Task brief — Make an exact copy of all the data.

++++++++

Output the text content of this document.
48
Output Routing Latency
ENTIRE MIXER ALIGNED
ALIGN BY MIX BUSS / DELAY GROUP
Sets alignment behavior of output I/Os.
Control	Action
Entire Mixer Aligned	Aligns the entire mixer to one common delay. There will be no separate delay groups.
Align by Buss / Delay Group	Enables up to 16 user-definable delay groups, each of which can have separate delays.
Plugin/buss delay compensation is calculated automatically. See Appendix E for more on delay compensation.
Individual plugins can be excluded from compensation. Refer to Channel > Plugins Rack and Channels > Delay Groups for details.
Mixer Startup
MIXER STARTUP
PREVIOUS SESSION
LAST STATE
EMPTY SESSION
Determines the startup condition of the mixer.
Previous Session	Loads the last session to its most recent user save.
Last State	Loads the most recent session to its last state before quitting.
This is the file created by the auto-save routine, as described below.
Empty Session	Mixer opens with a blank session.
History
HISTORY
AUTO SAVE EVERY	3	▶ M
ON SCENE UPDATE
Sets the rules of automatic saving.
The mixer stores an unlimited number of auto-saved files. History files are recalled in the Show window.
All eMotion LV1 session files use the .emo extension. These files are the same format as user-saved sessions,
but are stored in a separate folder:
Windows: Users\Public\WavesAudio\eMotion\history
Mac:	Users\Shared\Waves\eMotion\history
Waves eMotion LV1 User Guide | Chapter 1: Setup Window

++++++++

Final result —
Output the text content of this document.
48
Output Routing Latency
ENTIRE MIXER ALIGNED
ALIGN BY MIX BUSS / DELAY GROUP
Sets alignment behavior of output I/Os.
Control	Action
Entire Mixer Aligned	Aligns the entire mixer to one common delay. There will be no separate delay groups.
Align by Buss / Delay Group	Enables up to 16 user-definable delay groups, each of which can have separate delays.
Plugin/buss delay compensation is calculated automatically. See Appendix E for more on delay compensation.
Individual plugins can be excluded from compensation. Refer to Channel > Plugins Rack and Channels > Delay Groups for details.
Mixer Startup
MIXER STARTUP
PREVIOUS SESSION
LAST STATE
EMPTY SESSION
Determines the startup condition of the mixer.
Previous Session	Loads the last session to its most recent user save.
Last State	Loads the most recent session to its last state before quitting.
This is the file created by the auto-save routine, as described below.
Empty Session	Mixer opens with a blank session.
History
HISTORY
AUTO SAVE EVERY	3	▶ M
ON SCENE UPDATE
Sets the rules of automatic saving.
The mixer stores an unlimited number of auto-saved files. History files are recalled in the Show window.
All eMotion LV1 session files use the .emo extension. These files are the same format as user-saved sessions,
but are stored in a separate folder:
Windows: Users\Public\WavesAudio\eMotion\history
Mac:	Users\Shared\Waves\eMotion\history
Waves eMotion LV1 User Guide | Chapter 1: Setup Window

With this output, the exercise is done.